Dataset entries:

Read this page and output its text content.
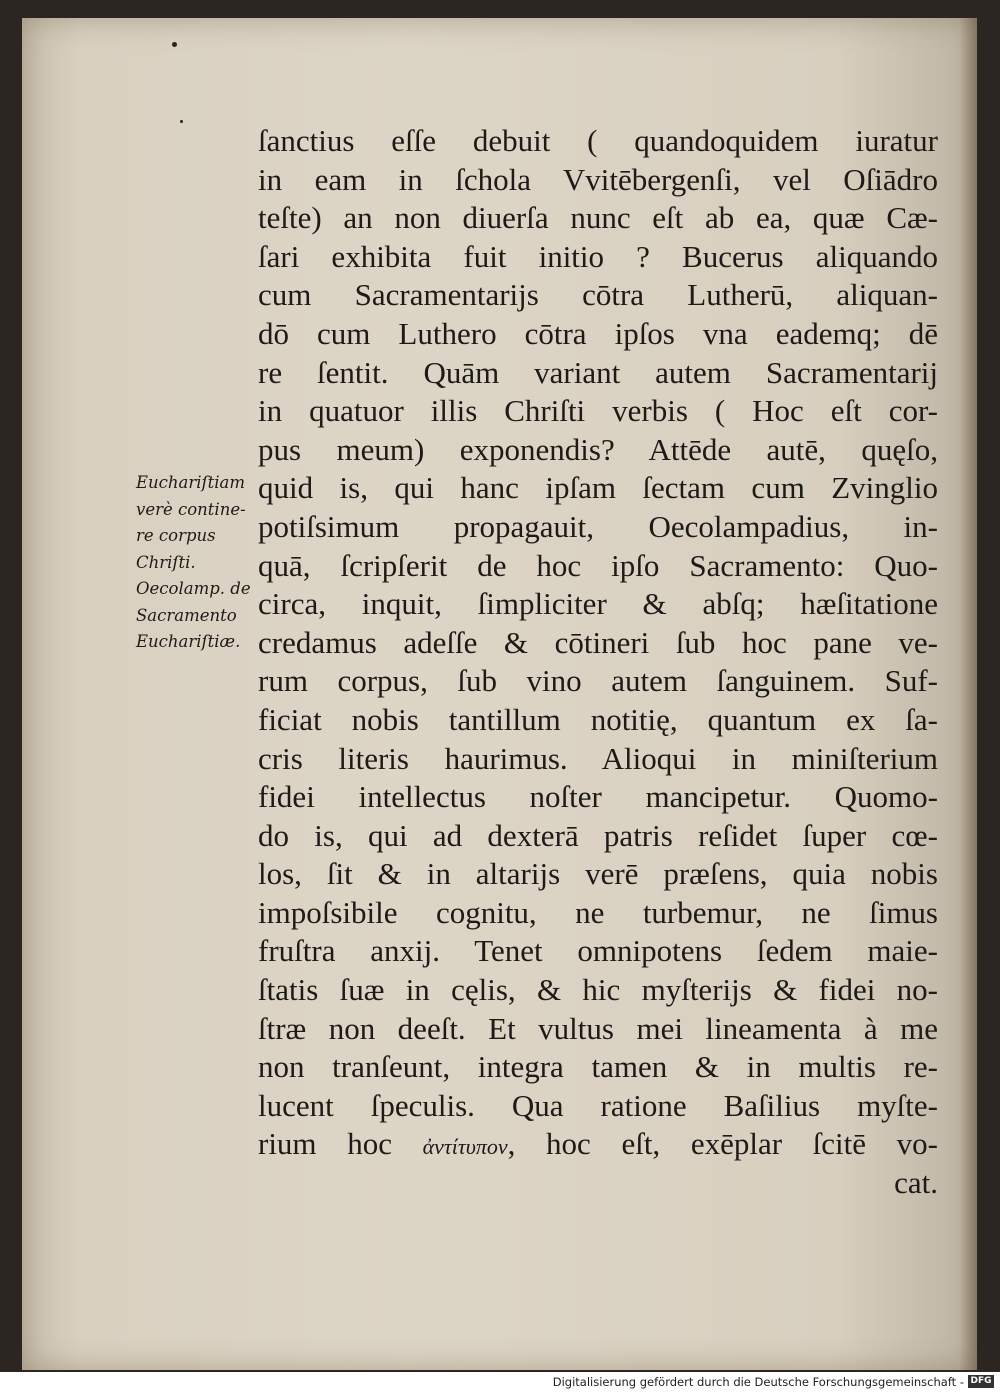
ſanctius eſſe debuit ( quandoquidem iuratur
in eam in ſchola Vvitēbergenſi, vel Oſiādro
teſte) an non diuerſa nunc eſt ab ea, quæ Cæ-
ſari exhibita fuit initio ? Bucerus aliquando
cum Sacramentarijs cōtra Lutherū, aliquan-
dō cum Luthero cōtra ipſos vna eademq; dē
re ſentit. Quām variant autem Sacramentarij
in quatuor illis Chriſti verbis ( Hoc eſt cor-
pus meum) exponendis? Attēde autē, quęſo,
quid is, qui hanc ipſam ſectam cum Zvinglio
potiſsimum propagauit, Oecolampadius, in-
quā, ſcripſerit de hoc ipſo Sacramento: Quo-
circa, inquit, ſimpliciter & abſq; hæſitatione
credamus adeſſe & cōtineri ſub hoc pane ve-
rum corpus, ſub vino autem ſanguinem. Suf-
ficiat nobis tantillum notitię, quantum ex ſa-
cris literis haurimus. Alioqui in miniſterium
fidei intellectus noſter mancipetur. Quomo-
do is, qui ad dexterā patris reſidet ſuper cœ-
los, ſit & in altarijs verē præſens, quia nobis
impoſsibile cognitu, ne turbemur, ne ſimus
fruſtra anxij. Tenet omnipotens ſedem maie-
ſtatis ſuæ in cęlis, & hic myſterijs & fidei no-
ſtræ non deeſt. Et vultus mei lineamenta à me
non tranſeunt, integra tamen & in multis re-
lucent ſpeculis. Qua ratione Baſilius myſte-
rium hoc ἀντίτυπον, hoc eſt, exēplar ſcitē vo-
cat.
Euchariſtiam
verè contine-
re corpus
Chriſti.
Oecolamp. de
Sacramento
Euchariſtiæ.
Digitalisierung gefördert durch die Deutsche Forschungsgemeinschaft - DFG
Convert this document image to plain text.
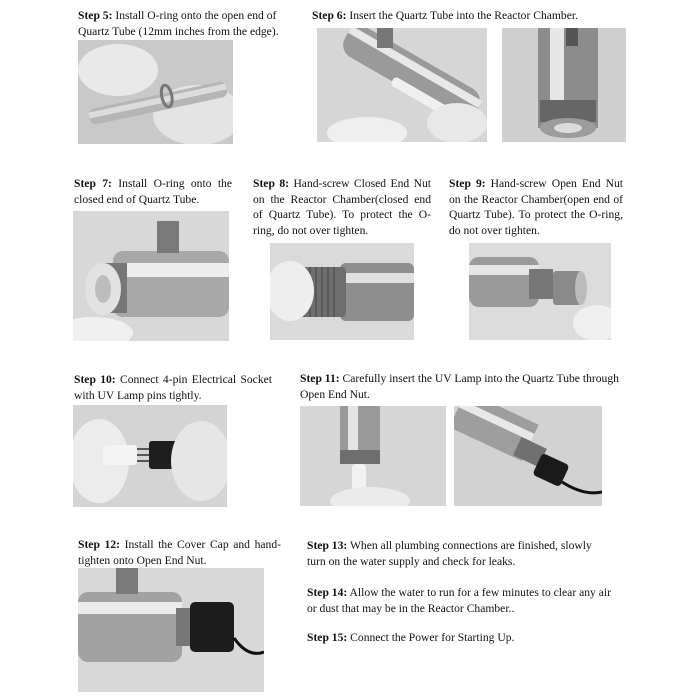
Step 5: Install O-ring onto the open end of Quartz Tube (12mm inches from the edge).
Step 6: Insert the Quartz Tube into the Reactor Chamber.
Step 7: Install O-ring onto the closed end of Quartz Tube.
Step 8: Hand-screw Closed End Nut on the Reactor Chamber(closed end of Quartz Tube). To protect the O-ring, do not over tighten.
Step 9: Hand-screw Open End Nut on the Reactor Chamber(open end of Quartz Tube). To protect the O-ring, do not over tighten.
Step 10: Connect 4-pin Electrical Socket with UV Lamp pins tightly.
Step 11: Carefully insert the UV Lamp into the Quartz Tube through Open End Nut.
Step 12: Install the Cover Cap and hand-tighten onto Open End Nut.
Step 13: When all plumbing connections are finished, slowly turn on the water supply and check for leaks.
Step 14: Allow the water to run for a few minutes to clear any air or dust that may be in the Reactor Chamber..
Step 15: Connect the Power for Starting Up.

→ **SHORT EXERCISE**: Look through the material above and pick out each line holding the word "into".

→ **RESPONSE**:
Step 6: Insert the Quartz Tube into the Reactor Chamber.
Step 11: Carefully insert the UV Lamp into the Quartz Tube through Open End Nut.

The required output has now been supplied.